Спустя годы Б. Алперс писал: «<…> в самом начале 30-х годов мейерхольдовская система эксцентрического актерского мастерства начинает меняться в ускоренном темпе и быстро теряет свою эстетическую исключительность и чистоту. <…> Мейерхольд отказывается от <…> образа-маски, лишенной внутреннего движения, и вводит в арсенал своих художественных приемов развернутый образ-характер, имеющий свою динамику и более или менее сложную психологическую структуру <…> Эти изменения в художественной системе Мейерхольда впервые обозначаются в постановке „Списка благодеяний“, показанной летом 1931 года». — И далее: — «Еще совсем недавно, в постановках „Бани“ и „Последнего решительного“, Мейерхольд вывел на сцену своего театра новую серию социальных масок… И тут же вслед за ними на те же подмостки неожиданно вышли перед зрителями вполне реальные персонажи „Списка благодеяний“ во главе с молодой советской актрисой Еленой Гончаровой, появились современные люди, как будто пришедшие под свет прожекторов из зрительного зала 30-х годов — со своими мыслями, мечтами, сомнениями, со своими драмами и сложными судьбами. <…>.
Но главные изменения в стиле спектакля относились к построению образов действующих лиц. Они были решены Мейерхольдом <…> как живые человеческие характеры, имеющие внутреннее движение и психологическое обоснование в своем развитии» [564].

Фрагмент файла данных

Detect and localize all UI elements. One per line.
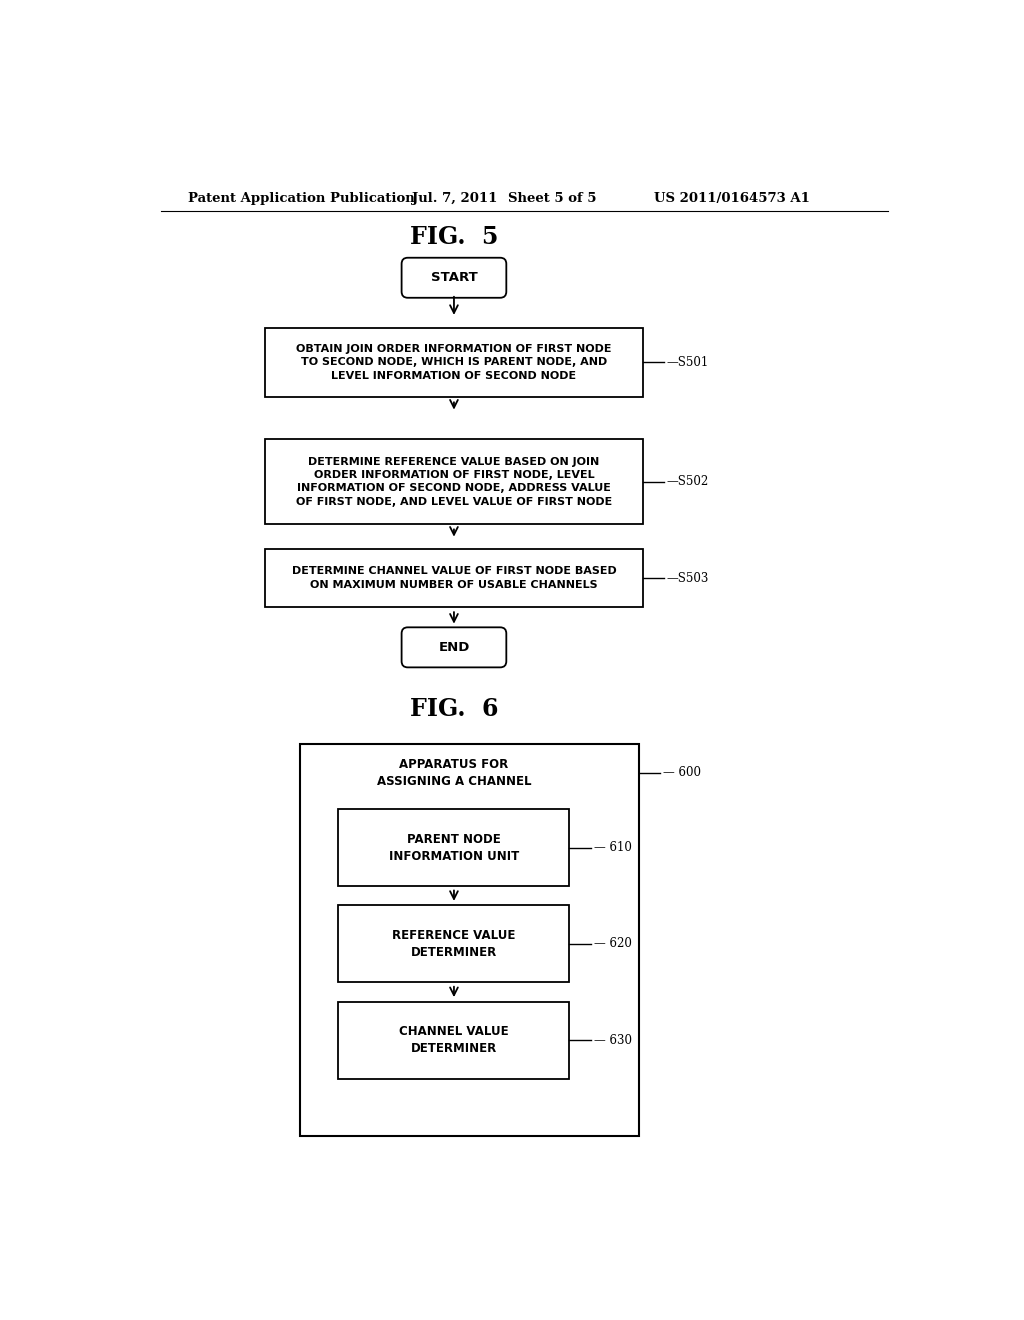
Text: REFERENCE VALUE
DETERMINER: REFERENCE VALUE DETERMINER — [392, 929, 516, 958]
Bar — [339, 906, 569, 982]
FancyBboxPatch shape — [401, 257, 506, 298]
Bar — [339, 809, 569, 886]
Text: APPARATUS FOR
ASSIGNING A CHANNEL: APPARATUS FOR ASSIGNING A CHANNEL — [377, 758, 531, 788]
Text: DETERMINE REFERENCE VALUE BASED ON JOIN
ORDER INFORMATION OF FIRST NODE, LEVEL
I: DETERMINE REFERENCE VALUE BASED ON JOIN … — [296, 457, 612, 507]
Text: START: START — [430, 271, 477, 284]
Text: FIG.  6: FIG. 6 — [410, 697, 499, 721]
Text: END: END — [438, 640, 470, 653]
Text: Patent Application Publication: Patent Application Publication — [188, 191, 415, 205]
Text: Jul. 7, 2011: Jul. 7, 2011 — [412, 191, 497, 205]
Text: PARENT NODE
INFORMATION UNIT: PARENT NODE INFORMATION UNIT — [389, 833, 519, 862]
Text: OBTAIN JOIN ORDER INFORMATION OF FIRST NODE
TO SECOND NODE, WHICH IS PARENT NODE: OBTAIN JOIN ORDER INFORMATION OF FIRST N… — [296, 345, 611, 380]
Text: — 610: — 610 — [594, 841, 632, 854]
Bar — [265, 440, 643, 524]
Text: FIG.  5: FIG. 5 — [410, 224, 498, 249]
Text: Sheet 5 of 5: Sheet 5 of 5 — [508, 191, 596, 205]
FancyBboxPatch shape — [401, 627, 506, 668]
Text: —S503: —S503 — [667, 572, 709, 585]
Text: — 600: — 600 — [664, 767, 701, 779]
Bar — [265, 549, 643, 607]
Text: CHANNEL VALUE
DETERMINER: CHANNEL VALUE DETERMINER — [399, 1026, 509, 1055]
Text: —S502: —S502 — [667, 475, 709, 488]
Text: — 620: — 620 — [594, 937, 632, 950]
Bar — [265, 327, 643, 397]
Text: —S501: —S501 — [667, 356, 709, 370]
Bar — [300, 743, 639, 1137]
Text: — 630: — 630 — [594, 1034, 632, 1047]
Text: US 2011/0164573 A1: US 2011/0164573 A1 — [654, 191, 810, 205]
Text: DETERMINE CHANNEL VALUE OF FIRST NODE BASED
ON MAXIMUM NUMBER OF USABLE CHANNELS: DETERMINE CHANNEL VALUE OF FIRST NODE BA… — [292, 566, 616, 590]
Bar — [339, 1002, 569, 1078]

...

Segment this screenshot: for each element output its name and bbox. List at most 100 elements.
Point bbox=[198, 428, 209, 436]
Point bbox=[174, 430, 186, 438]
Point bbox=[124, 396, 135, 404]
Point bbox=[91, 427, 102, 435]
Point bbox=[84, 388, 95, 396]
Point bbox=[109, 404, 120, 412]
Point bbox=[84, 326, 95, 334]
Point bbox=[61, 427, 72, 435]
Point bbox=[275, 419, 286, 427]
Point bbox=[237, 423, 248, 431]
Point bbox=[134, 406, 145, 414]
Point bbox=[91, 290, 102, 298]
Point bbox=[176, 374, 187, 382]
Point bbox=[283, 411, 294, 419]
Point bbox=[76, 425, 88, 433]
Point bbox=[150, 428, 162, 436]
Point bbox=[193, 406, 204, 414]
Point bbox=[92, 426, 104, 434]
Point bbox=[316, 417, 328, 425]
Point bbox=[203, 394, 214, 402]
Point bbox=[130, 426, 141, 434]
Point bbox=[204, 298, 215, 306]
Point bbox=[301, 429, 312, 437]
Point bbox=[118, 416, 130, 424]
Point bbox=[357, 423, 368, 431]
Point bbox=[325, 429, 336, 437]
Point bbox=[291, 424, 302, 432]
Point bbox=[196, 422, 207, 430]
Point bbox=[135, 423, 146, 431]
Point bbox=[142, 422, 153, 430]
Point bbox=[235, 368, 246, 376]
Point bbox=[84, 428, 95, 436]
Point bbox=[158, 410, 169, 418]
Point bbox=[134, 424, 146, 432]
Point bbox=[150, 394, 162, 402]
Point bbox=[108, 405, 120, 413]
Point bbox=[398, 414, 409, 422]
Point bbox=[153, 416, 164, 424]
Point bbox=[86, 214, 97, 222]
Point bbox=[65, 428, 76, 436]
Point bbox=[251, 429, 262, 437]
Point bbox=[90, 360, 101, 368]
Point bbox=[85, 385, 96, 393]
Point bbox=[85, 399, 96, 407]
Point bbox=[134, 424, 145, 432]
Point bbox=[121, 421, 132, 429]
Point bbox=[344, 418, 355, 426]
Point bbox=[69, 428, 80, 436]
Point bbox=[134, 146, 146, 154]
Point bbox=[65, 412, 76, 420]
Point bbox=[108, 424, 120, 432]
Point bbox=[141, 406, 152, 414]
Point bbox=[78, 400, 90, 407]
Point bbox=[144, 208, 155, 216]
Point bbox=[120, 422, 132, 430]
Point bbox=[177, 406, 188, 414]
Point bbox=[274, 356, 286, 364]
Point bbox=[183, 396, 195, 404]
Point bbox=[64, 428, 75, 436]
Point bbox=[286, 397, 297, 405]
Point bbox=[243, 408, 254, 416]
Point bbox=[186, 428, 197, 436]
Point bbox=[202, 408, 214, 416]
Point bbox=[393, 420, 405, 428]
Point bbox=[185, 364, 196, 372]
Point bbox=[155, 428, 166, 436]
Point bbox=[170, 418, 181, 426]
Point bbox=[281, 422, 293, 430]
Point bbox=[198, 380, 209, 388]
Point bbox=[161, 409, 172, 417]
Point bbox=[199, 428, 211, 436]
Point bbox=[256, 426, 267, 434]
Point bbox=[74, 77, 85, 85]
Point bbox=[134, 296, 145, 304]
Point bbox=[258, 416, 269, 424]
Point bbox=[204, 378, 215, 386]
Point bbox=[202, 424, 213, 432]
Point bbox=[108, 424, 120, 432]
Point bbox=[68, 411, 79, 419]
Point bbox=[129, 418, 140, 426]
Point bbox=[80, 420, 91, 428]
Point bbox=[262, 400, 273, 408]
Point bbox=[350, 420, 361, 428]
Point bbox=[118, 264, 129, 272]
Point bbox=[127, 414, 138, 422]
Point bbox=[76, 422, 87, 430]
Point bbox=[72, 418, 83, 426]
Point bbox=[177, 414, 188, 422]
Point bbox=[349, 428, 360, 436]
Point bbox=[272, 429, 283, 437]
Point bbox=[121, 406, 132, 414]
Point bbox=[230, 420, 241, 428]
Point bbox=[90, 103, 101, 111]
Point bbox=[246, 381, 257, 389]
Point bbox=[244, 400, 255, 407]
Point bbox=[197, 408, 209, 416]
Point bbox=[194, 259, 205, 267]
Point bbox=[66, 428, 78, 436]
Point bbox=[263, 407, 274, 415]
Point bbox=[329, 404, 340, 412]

• [Задание 1]
В какой постановке, согласно отрывку о Мейерхольде, впервые обозначились изменения в его художественной системе?
• [Задание 2]
Продолжите, пожалуйста, отрывок о Мейерхольде сразу после его последнего предложения.
Записи здесь никакой роли не играют.

• [Ответ 1]
В постановке «Списка благодеяний», показанной летом 1931 года.

• [Ответ 2]
Полемический (и рискованный) смысл «Списка благодеяний» заключался в том, что Мейерхольд продемонстрировал «как живые человеческие характеры», по терминологии 1920–1930-х годов, — «бывших» людей.
В конце 20-х прошла дискуссия о «новом герое». В ней литераторы и публицисты решали, кто может (и должен) определять собой лицо эпохи. «Вряд ли многих удовлетворяет сейчас интеллигент тургеневской или толстовской складки, переодетый в современный костюм. <…> Разъедающая рефлексия, самообнюхивание, психическое недомогание <…> не передают специфики пролетарского героя» [565].
На диспуте о «Списке благодеяний», прошедшем в ФОСП 16 июня 1931 года, одним из самых внимательных зрителей оказался рабкор Дубков. «Последняя сцена раскрывает лицо театра. Вспомните: когда умирает Гончарова, весь свет на нее, а толпа в темноте. <…> Перехожу к выводам. Театр от своего революционного прошлого перешел к дореволюционному театру» [566].
В кризисной культурно-политической ситуации рубежа 1920–1930-х годов это означало утверждение режиссером прежних фундаментальных либеральных ценностей: духовного мира человека, его внутренней свободы, несводимости душевных движений к мобилизованности и «общественной пользе» — и протест против коллективизма, понятого как механический «порядок» насаждаемого единообразия.
Оформление спектакля решалось в основном в холодноватых тонах — так воплощалась сухость трагедии [567]. Работала гамма серо-голубого и жесткого синего, глухого песочного и светло-коричневого [568]. Единственным ярким пятном был насыщенный, кроваво-красный «цирковой» ковер в заведении Маржерета. Почти кровь арены, на которую, как на корриду, выходит Гончарова. Ее гамлетовский плащ еще резче подчеркивал аналогию эпизода с боем быков и (предвкушаемым) смертельным исходом схватки.
Да еще неярко золотились перила (в эпизоде «Мюзик-холла»), о которых говорил Улялюм; в золотую раму был заключен трельяж у портнихи (в нем отражается преобразившийся на мгновенье «гадкий утенок» Гончарова, появляясь в серебряном платье); тусклым золотом поблескивал манекен в витрине магазина (в сцене финала) [569].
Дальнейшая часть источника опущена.